## Dati forniti
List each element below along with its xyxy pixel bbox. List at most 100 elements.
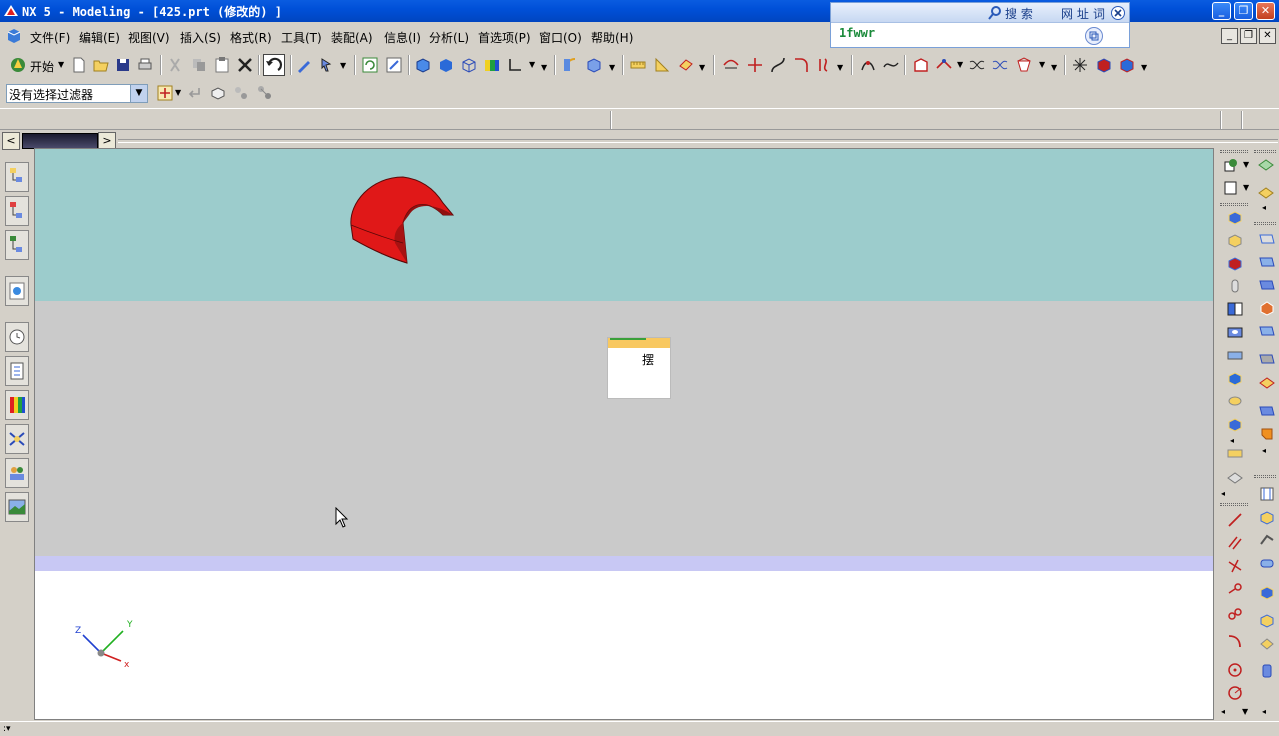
* * *
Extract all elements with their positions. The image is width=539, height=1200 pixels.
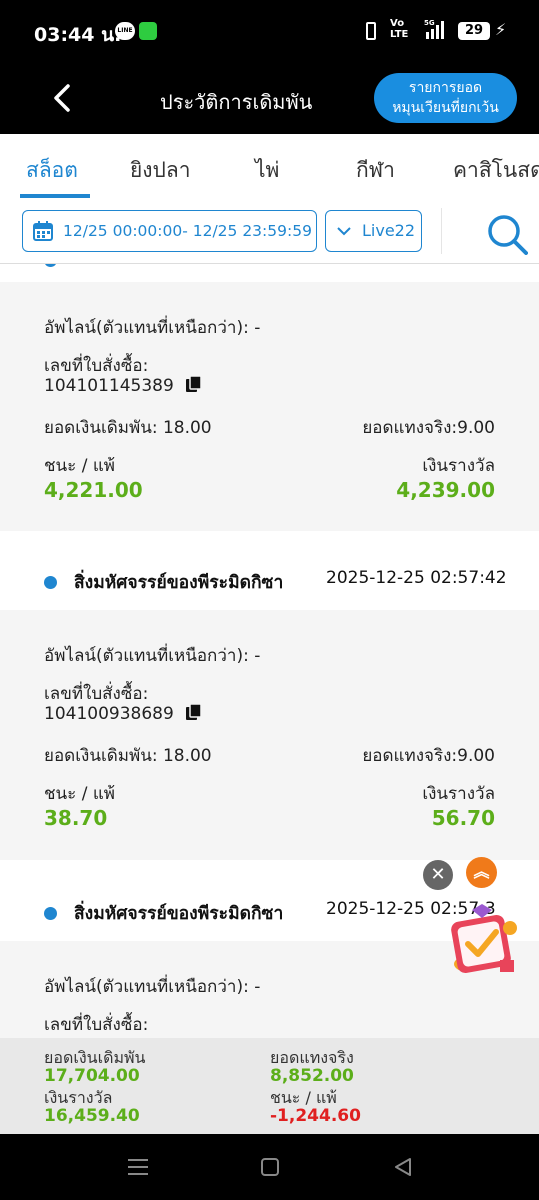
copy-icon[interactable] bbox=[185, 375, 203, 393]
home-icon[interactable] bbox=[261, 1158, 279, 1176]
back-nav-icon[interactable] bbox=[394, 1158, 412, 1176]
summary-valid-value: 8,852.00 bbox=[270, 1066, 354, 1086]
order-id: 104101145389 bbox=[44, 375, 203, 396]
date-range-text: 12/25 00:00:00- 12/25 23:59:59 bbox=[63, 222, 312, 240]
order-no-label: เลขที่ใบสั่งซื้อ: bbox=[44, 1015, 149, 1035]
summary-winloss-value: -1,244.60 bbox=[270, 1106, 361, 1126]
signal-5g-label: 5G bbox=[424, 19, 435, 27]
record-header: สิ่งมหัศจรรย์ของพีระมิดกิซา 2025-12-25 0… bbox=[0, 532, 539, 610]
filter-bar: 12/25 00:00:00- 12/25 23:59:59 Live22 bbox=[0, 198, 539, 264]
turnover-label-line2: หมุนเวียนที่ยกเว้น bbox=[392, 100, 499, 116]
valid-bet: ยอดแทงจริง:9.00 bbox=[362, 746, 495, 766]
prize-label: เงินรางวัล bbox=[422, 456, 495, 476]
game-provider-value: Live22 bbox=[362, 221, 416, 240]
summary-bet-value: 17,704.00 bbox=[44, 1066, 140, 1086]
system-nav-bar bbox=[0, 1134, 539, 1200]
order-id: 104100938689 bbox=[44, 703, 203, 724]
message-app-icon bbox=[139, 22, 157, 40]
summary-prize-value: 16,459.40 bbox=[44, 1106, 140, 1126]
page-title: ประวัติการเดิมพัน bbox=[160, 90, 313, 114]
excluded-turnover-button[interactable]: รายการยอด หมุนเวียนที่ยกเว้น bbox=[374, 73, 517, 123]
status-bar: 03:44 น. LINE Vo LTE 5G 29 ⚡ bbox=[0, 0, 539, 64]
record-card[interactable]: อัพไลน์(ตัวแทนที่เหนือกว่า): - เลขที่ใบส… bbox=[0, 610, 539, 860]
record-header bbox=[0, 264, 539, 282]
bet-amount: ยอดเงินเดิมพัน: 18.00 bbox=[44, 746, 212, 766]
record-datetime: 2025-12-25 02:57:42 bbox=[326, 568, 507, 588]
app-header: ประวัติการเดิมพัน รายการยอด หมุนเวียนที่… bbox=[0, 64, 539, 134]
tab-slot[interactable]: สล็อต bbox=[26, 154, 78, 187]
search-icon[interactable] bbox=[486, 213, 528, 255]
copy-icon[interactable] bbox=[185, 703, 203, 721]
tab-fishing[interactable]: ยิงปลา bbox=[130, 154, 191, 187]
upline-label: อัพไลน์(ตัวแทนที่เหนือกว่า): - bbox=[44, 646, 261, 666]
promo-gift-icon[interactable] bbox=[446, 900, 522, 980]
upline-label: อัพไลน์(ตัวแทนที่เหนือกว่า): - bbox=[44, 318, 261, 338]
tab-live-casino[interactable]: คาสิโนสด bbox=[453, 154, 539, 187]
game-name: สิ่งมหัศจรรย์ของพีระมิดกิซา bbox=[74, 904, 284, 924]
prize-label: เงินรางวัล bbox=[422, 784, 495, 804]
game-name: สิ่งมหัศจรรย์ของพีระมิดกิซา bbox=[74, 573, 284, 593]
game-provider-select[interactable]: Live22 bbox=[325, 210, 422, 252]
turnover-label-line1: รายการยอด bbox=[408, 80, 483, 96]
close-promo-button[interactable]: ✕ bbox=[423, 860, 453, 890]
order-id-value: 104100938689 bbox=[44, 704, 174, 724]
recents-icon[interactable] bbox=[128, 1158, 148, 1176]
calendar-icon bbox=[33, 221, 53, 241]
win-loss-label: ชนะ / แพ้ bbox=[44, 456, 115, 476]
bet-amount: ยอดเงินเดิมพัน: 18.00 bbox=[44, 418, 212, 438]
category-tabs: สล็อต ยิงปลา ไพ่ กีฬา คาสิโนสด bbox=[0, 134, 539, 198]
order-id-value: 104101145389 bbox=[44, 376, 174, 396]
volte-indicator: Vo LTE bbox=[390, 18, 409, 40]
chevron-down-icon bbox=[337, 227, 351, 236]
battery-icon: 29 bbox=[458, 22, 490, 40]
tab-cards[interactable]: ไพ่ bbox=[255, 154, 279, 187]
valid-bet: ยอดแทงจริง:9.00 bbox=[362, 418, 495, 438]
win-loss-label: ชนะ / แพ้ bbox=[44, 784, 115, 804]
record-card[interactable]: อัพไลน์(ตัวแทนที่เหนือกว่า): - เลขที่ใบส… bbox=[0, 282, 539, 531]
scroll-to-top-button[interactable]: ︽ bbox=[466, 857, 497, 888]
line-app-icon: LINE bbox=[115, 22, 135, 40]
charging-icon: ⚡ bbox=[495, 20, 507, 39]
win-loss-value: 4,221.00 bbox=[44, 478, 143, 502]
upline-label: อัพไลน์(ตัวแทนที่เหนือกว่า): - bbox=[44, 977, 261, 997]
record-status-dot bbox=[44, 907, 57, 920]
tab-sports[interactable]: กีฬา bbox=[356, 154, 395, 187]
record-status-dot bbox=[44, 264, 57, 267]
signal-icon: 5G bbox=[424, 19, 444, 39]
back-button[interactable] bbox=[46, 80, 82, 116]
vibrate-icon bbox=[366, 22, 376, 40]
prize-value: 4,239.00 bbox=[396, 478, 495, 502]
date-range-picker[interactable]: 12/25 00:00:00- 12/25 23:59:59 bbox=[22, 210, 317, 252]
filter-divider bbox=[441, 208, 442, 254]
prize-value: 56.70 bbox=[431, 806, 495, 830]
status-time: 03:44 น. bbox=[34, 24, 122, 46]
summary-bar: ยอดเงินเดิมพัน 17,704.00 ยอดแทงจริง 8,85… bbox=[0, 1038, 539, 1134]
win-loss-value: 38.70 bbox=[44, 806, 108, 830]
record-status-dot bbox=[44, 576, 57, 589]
...
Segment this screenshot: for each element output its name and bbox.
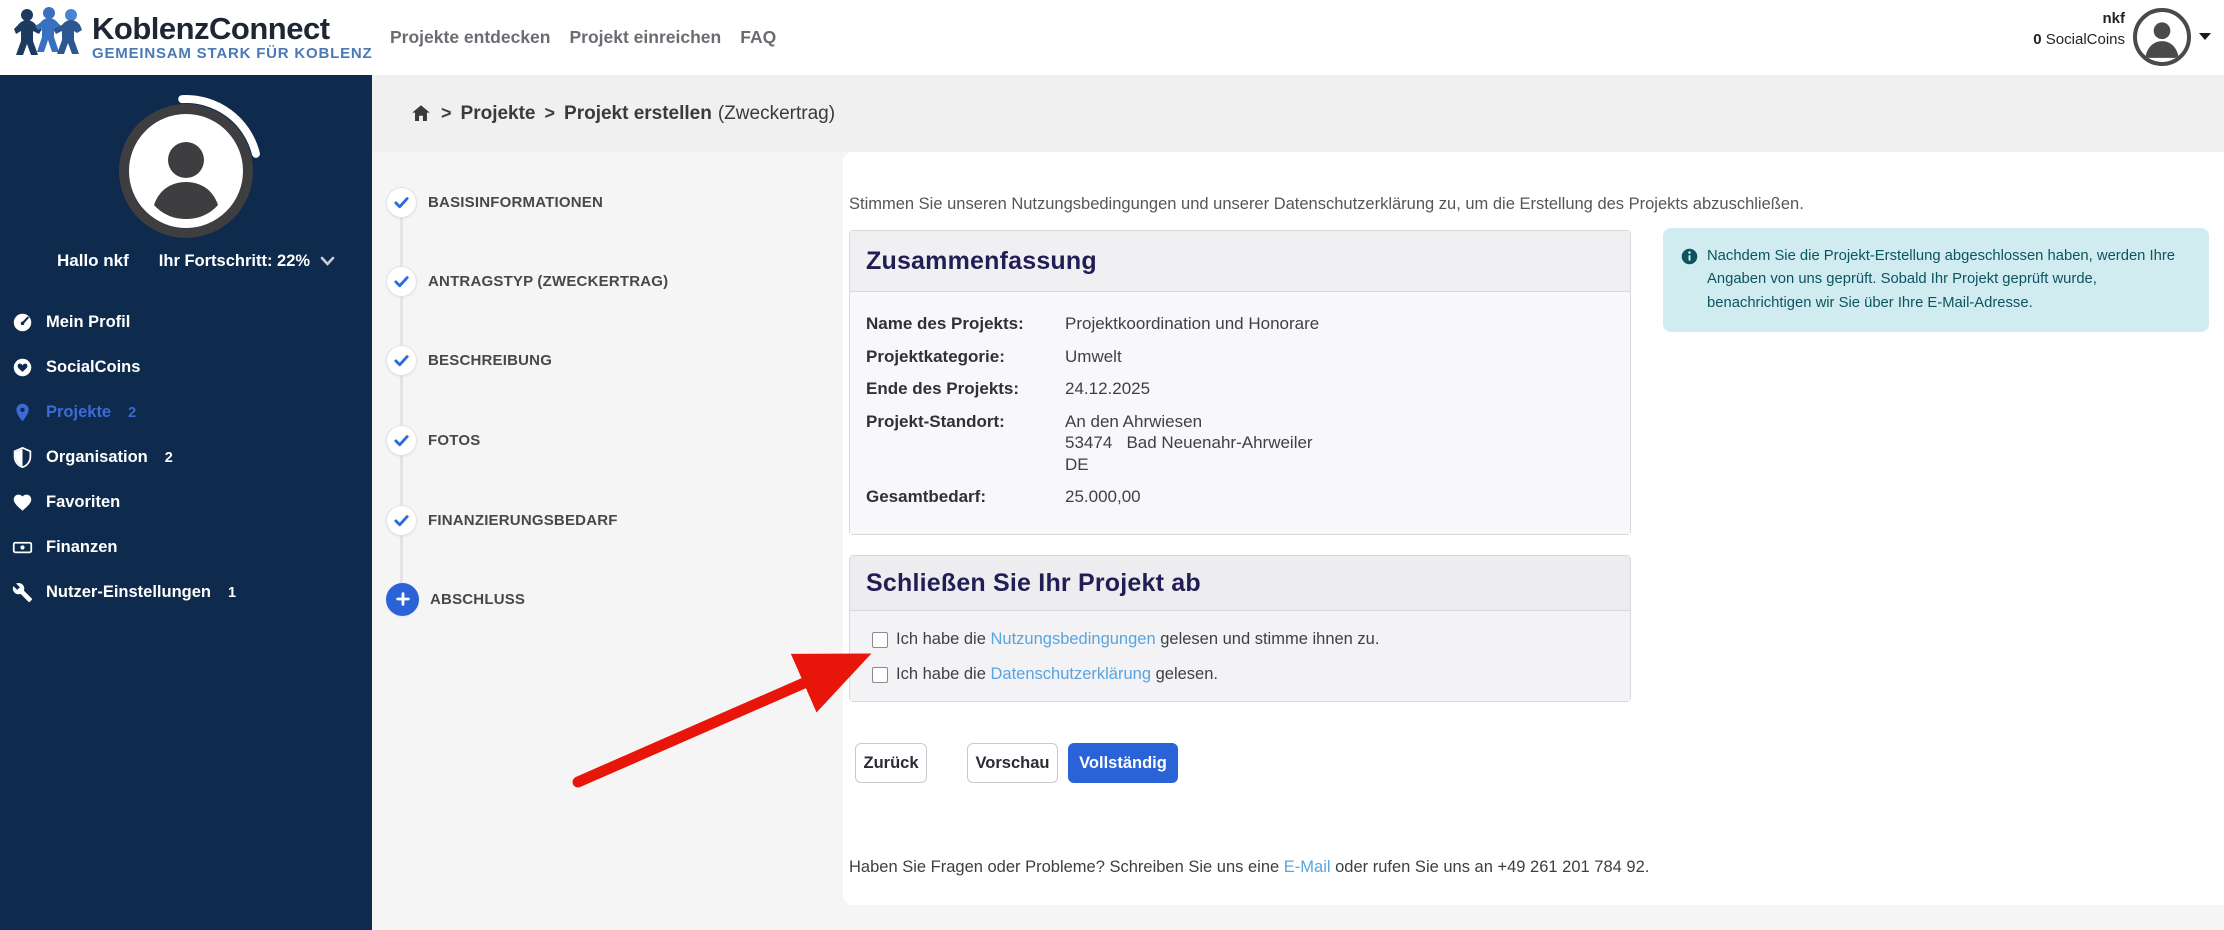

## Dettagli del problema
Trasforma in un elenco numerato soltanto le righe che vanno da quella contenente "Extract all elements" fino a quella contenente "status-bar: 03:44 น.", entrambe comprese, saltando le righe vuote. Nella risposta non riportare le immagini.

## Risposta scritta
1. Extract all elements with their positions. The image is width=539, height=1200 pixels.
2. copy-icon[interactable] bbox=[185, 375, 203, 393]
3. home-icon[interactable] bbox=[261, 1158, 279, 1176]
4. back-nav-icon[interactable] bbox=[394, 1158, 412, 1176]
5. summary-valid-value: 8,852.00 bbox=[270, 1066, 354, 1086]
6. order-id: 104101145389 bbox=[44, 375, 203, 396]
7. date-range-text: 12/25 00:00:00- 12/25 23:59:59 bbox=[63, 222, 312, 240]
8. order-no-label: เลขที่ใบสั่งซื้อ: bbox=[44, 1015, 149, 1035]
9. summary-winloss-value: -1,244.60 bbox=[270, 1106, 361, 1126]
10. signal-5g-label: 5G bbox=[424, 19, 435, 27]
11. record-header: สิ่งมหัศจรรย์ของพีระมิดกิซา 2025-12-25 0… bbox=[0, 532, 539, 610]
12. filter-bar: 12/25 00:00:00- 12/25 23:59:59 Live22 bbox=[0, 198, 539, 264]
13. turnover-label-line2: หมุนเวียนที่ยกเว้น bbox=[392, 100, 499, 116]
14. valid-bet: ยอดแทงจริง:9.00 bbox=[362, 746, 495, 766]
15. prize-label: เงินรางวัล bbox=[422, 456, 495, 476]
16. game-provider-value: Live22 bbox=[362, 221, 416, 240]
17. summary-bet-value: 17,704.00 bbox=[44, 1066, 140, 1086]
18. system-nav-bar bbox=[0, 1134, 539, 1200]
19. order-id: 104100938689 bbox=[44, 703, 203, 724]
20. message-app-icon bbox=[139, 22, 157, 40]
21. summary-prize-value: 16,459.40 bbox=[44, 1106, 140, 1126]
22. page-title: ประวัติการเดิมพัน bbox=[160, 90, 313, 114]
23. excluded-turnover-button[interactable]: รายการยอด หมุนเวียนที่ยกเว้น bbox=[374, 73, 517, 123]
24. status-bar: 03:44 น. LINE Vo LTE 5G 29 ⚡ bbox=[0, 0, 539, 64]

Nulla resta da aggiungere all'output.